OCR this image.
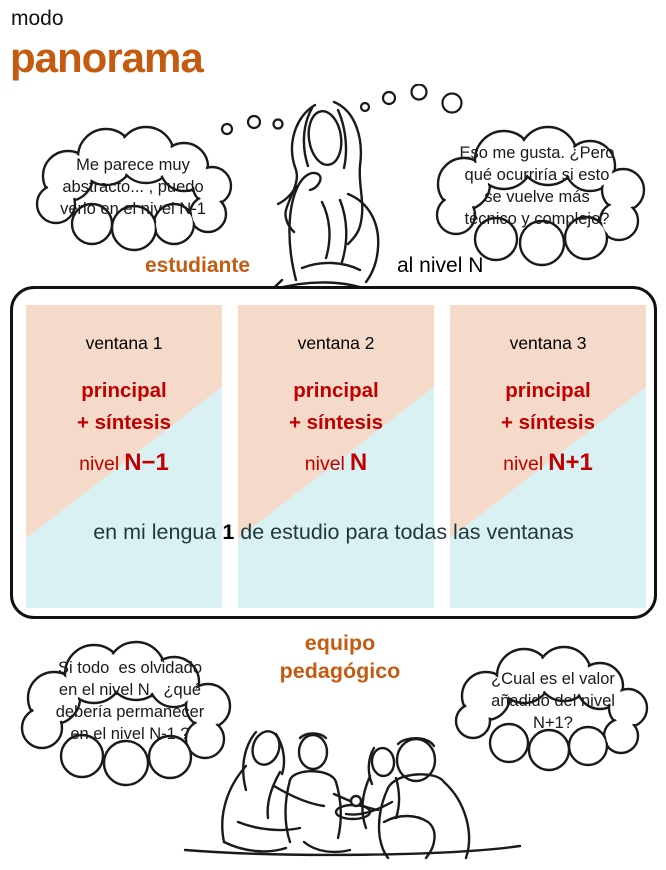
modo
panorama
Me parece muy
abstracto... , puedo
verlo en el nivel N-1
Eso me gusta. ¿Pero
qué ocurriría si esto
se vuelve más
técnico y complejo?
estudiante	al nivel N
ventana 1
principal
+ síntesis
nivel N−1
ventana 2
principal
+ síntesis
nivel N
ventana 3
principal
+ síntesis
nivel N+1
en mi lengua 1 de estudio para todas las ventanas
equipo
pedagógico
Si todo  es olvidado
en el nivel N,  ¿qué
debería permanecer
en el nivel N-1 ?
¿Cual es el valor
añadido del nivel
N+1?
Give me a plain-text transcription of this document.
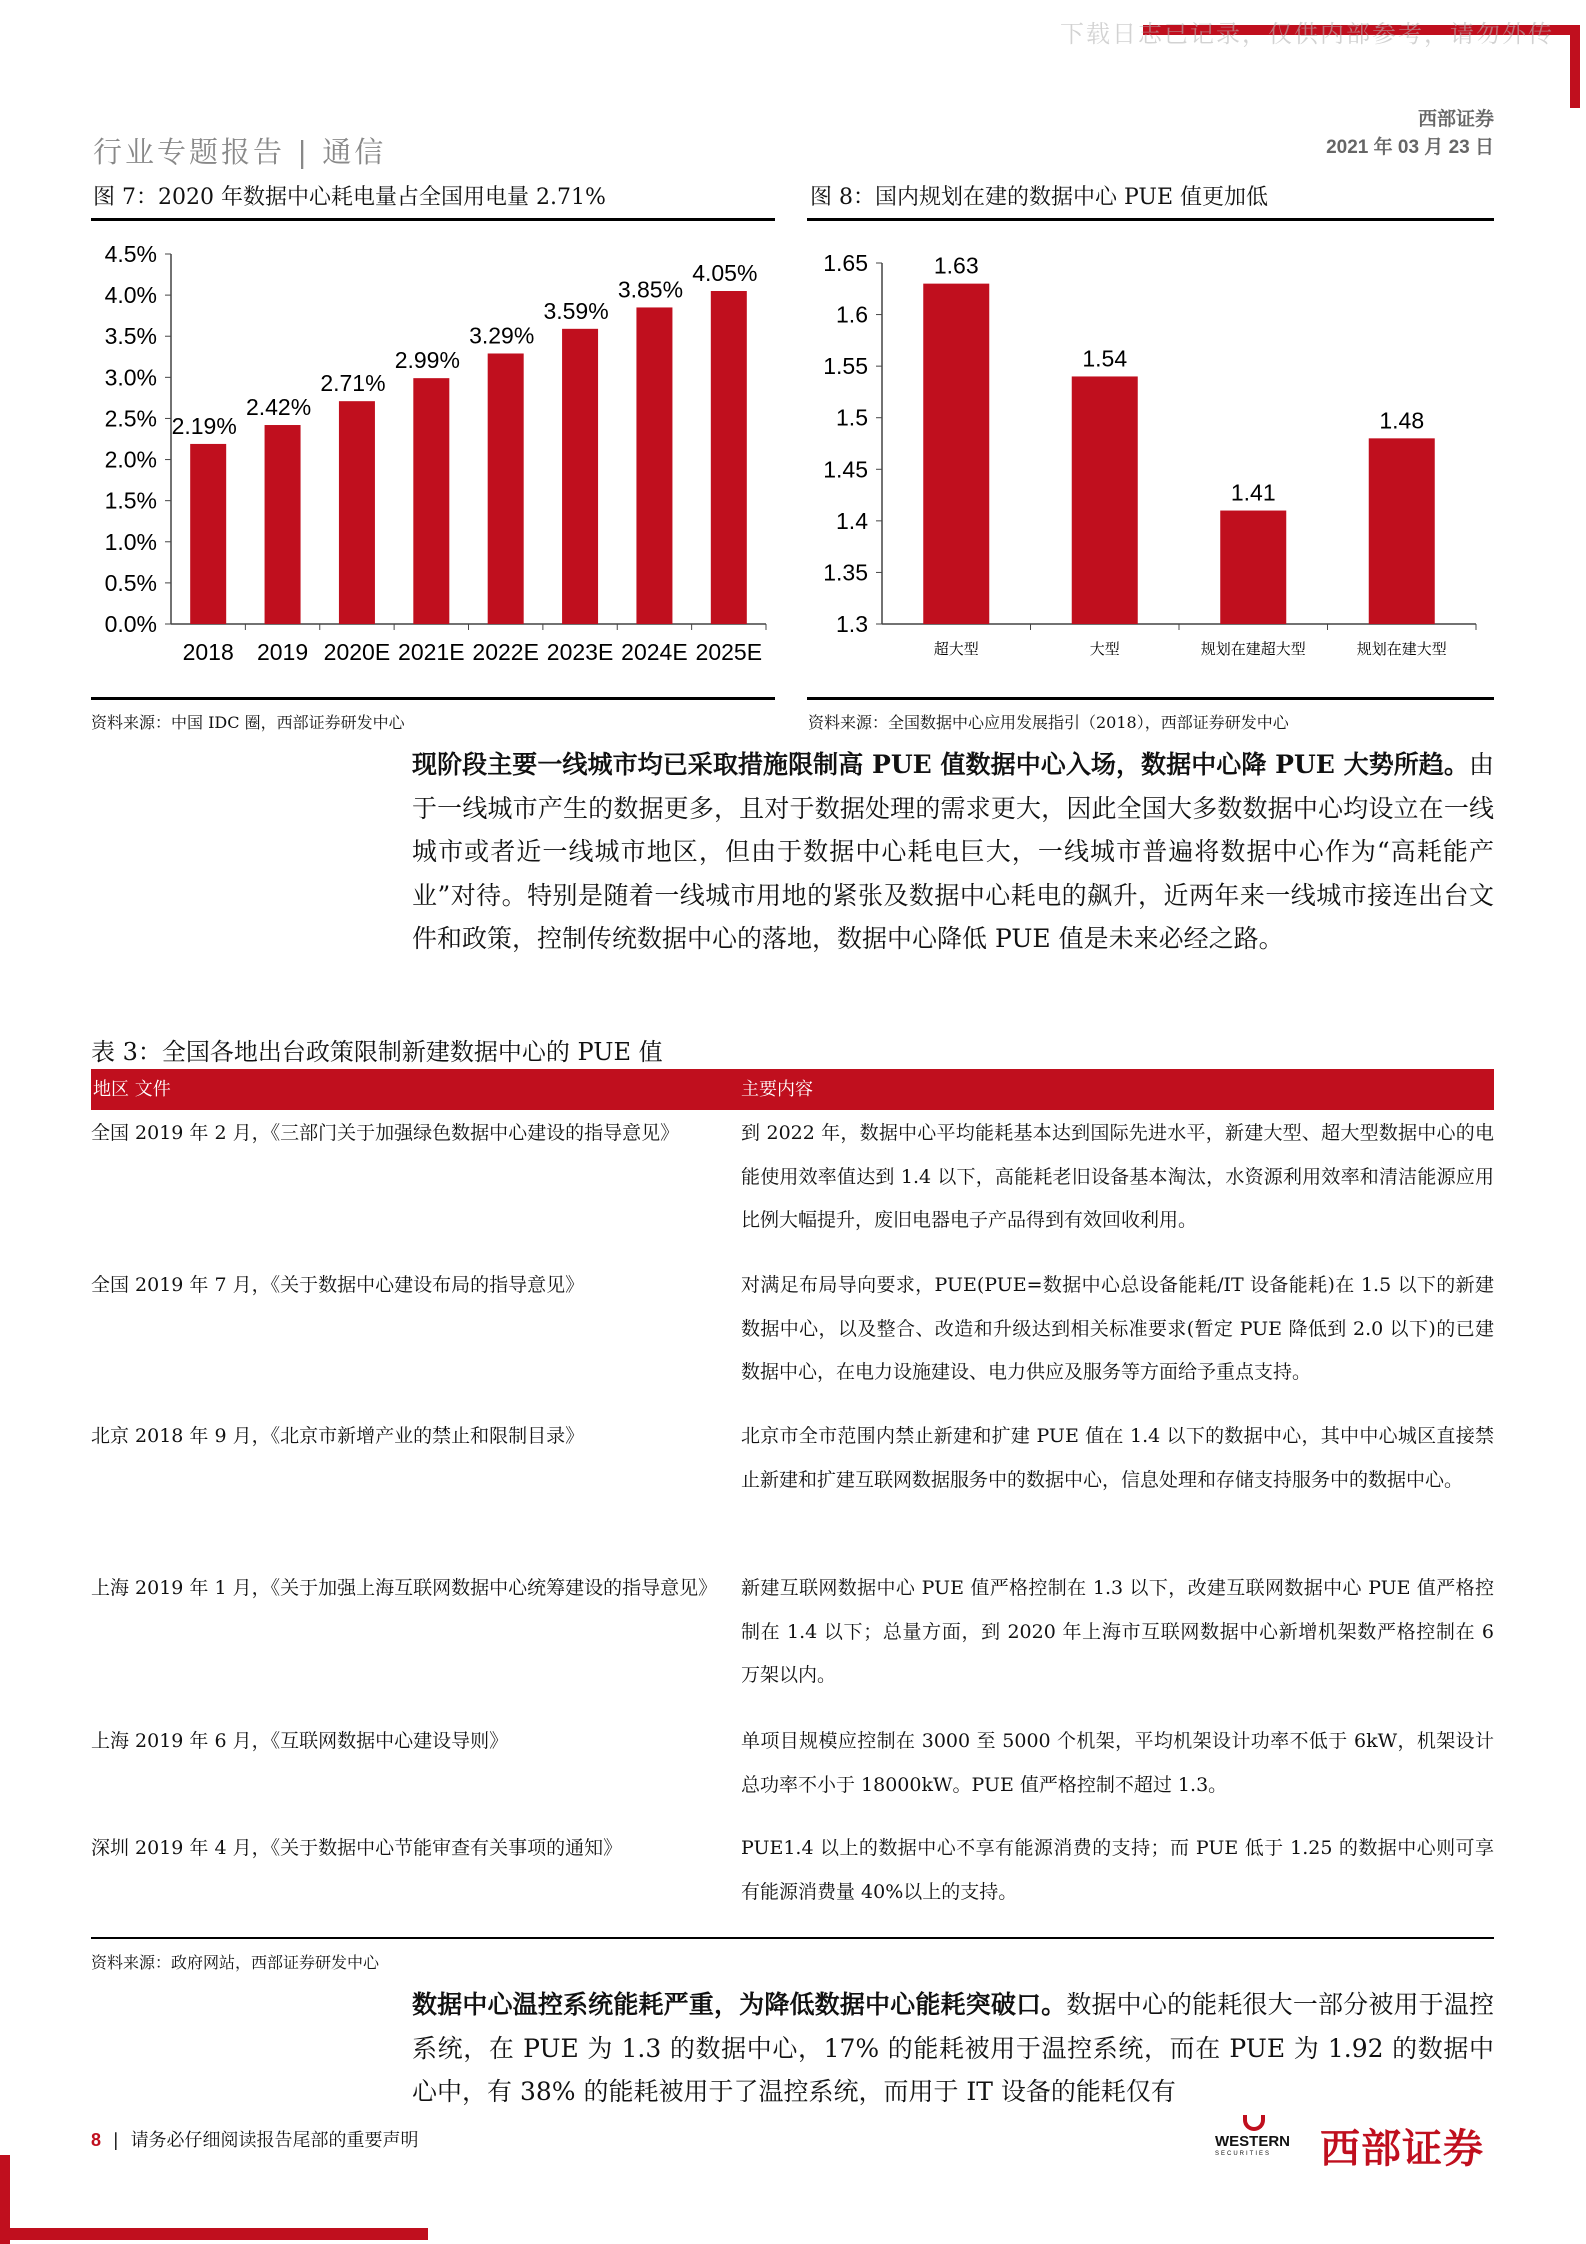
下载日志已记录，仅供内部参考，请勿外传
行业专题报告 | 通信
西部证券
2021 年 03 月 23 日
图 7：2020 年数据中心耗电量占全国用电量 2.71%	图 8：国内规划在建的数据中心 PUE 值更加低
0.0%
0.5%
1.0%
1.5%
2.0%
2.5%
3.0%
3.5%
4.0%
4.5%
2.19%
2018
2.42%
2019
2.71%
2020E
2.99%
2021E
3.29%
2022E
3.59%
2023E
3.85%
2024E
4.05%
2025E
1.3
1.35
1.4
1.45
1.5
1.55
1.6
1.65	1.63
超大型
1.54
大型
1.41
规划在建超大型
1.48
规划在建大型
资料来源：中国 IDC 圈，西部证券研发中心	资料来源：全国数据中心应用发展指引（2018），西部证券研发中心
现阶段主要一线城市均已采取措施限制高 PUE 值数据中心入场，数据中心降 PUE 大势所趋。由于一线城市产生的数据更多，且对于数据处理的需求更大，因此全国大多数数据中心均设立在一线城市或者近一线城市地区，但由于数据中心耗电巨大，一线城市普遍将数据中心作为“高耗能产业”对待。特别是随着一线城市用地的紧张及数据中心耗电的飙升，近两年来一线城市接连出台文件和政策，控制传统数据中心的落地，数据中心降低 PUE 值是未来必经之路。
表 3：全国各地出台政策限制新建数据中心的 PUE 值
地区 文件	主要内容
全国 2019 年 2 月，《三部门关于加强绿色数据中心建设的指导意见》	到 2022 年，数据中心平均能耗基本达到国际先进水平，新建大型、超大型数据中心的电能使用效率值达到 1.4 以下，高能耗老旧设备基本淘汰，水资源利用效率和清洁能源应用比例大幅提升，废旧电器电子产品得到有效回收利用。
全国 2019 年 7 月，《关于数据中心建设布局的指导意见》	对满足布局导向要求，PUE(PUE=数据中心总设备能耗/IT 设备能耗)在 1.5 以下的新建数据中心，以及整合、改造和升级达到相关标准要求(暂定 PUE 降低到 2.0 以下)的已建数据中心，在电力设施建设、电力供应及服务等方面给予重点支持。
北京 2018 年 9 月，《北京市新增产业的禁止和限制目录》	北京市全市范围内禁止新建和扩建 PUE 值在 1.4 以下的数据中心，其中中心城区直接禁止新建和扩建互联网数据服务中的数据中心，信息处理和存储支持服务中的数据中心。
上海 2019 年 1 月，《关于加强上海互联网数据中心统筹建设的指导意见》	新建互联网数据中心 PUE 值严格控制在 1.3 以下，改建互联网数据中心 PUE 值严格控制在 1.4 以下；总量方面，到 2020 年上海市互联网数据中心新增机架数严格控制在 6 万架以内。
上海 2019 年 6 月，《互联网数据中心建设导则》	单项目规模应控制在 3000 至 5000 个机架，平均机架设计功率不低于 6kW，机架设计总功率不小于 18000kW。PUE 值严格控制不超过 1.3。
深圳 2019 年 4 月，《关于数据中心节能审查有关事项的通知》	PUE1.4 以上的数据中心不享有能源消费的支持；而 PUE 低于 1.25 的数据中心则可享有能源消费量 40%以上的支持。
资料来源：政府网站，西部证券研发中心
数据中心温控系统能耗严重，为降低数据中心能耗突破口。数据中心的能耗很大一部分被用于温控系统，在 PUE 为 1.3 的数据中心，17% 的能耗被用于温控系统，而在 PUE 为 1.92 的数据中心中，有 38% 的能耗被用于了温控系统，而用于 IT 设备的能耗仅有
8 | 请务必仔细阅读报告尾部的重要声明	WESTERN
SECURITIES 西部证券
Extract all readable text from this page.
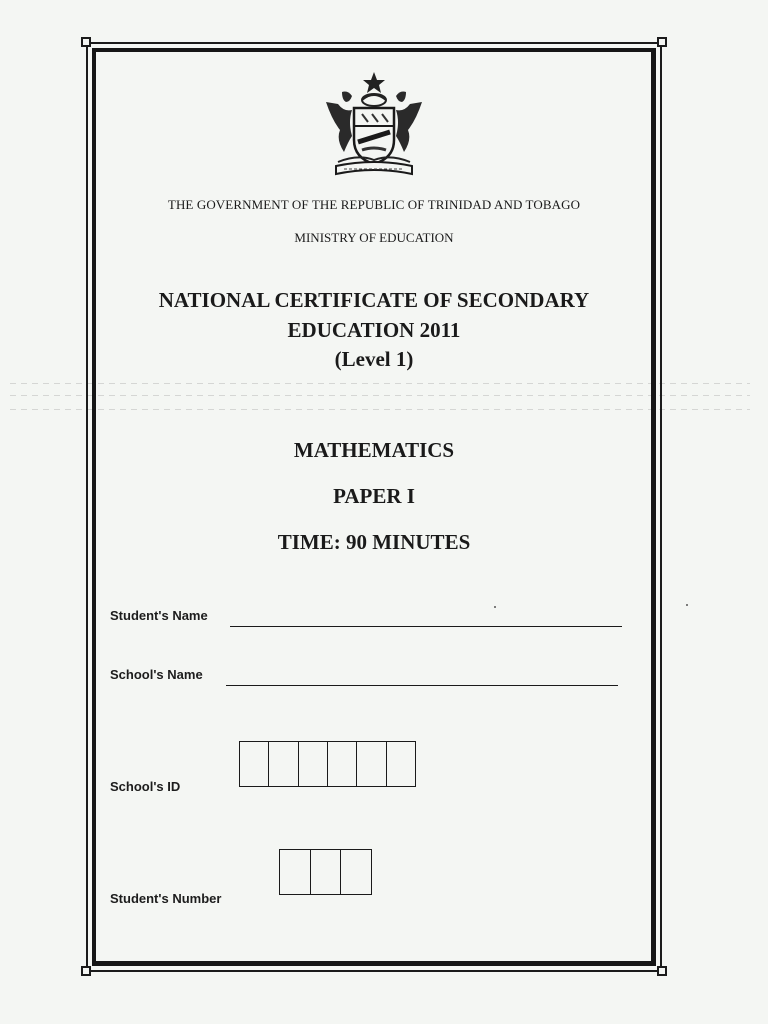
THE GOVERNMENT OF THE REPUBLIC OF TRINIDAD AND TOBAGO
MINISTRY OF EDUCATION
NATIONAL CERTIFICATE OF SECONDARY
EDUCATION 2011
(Level 1)
MATHEMATICS
PAPER I
TIME: 90 MINUTES
Student's Name
School's Name
School's ID
Student's Number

----------------------------------------

Find the lines above holding the word "西部证券研发中心" and show them.

● Final result
资料来源：中国 IDC 圈，西部证券研发中心	资料来源：全国数据中心应用发展指引（2018），西部证券研发中心
资料来源：政府网站，西部证券研发中心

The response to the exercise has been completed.